══ ITEMS

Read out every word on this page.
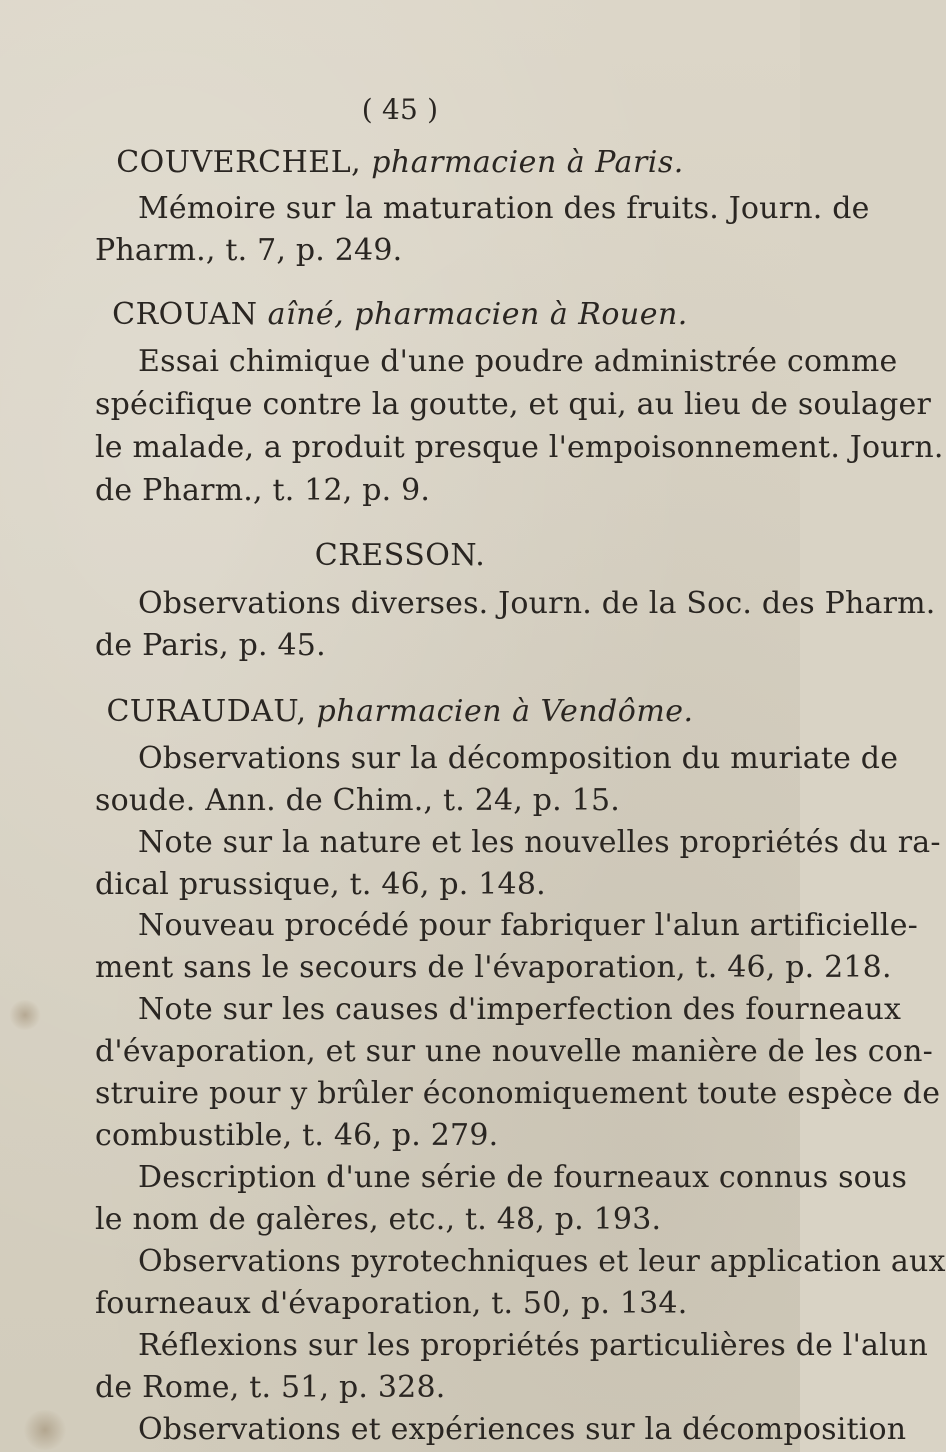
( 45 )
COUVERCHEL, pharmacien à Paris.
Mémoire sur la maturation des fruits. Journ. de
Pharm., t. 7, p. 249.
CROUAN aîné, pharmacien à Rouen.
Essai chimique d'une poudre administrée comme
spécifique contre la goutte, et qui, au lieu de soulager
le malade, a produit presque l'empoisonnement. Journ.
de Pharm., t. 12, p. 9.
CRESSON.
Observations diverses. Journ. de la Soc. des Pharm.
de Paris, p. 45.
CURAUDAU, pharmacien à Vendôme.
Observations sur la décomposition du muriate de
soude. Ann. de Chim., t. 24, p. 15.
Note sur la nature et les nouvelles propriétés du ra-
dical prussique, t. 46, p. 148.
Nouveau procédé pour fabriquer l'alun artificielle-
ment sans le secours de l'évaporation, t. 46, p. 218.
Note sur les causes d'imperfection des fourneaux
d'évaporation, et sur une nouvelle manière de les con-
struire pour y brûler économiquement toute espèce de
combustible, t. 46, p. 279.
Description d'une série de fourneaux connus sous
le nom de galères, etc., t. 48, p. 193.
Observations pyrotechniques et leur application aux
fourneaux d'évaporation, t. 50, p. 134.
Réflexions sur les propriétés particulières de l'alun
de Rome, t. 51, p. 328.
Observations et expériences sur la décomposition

════

== SHORT EXERCISE ==
Copy out each record shown above without alteration, skipping any picture.

== COMPLETED TASK ==
Read out every word on this page.
( 45 )
COUVERCHEL, pharmacien à Paris.
Mémoire sur la maturation des fruits. Journ. de
Pharm., t. 7, p. 249.
CROUAN aîné, pharmacien à Rouen.
Essai chimique d'une poudre administrée comme
spécifique contre la goutte, et qui, au lieu de soulager
le malade, a produit presque l'empoisonnement. Journ.
de Pharm., t. 12, p. 9.
CRESSON.
Observations diverses. Journ. de la Soc. des Pharm.
de Paris, p. 45.
CURAUDAU, pharmacien à Vendôme.
Observations sur la décomposition du muriate de
soude. Ann. de Chim., t. 24, p. 15.
Note sur la nature et les nouvelles propriétés du ra-
dical prussique, t. 46, p. 148.
Nouveau procédé pour fabriquer l'alun artificielle-
ment sans le secours de l'évaporation, t. 46, p. 218.
Note sur les causes d'imperfection des fourneaux
d'évaporation, et sur une nouvelle manière de les con-
struire pour y brûler économiquement toute espèce de
combustible, t. 46, p. 279.
Description d'une série de fourneaux connus sous
le nom de galères, etc., t. 48, p. 193.
Observations pyrotechniques et leur application aux
fourneaux d'évaporation, t. 50, p. 134.
Réflexions sur les propriétés particulières de l'alun
de Rome, t. 51, p. 328.
Observations et expériences sur la décomposition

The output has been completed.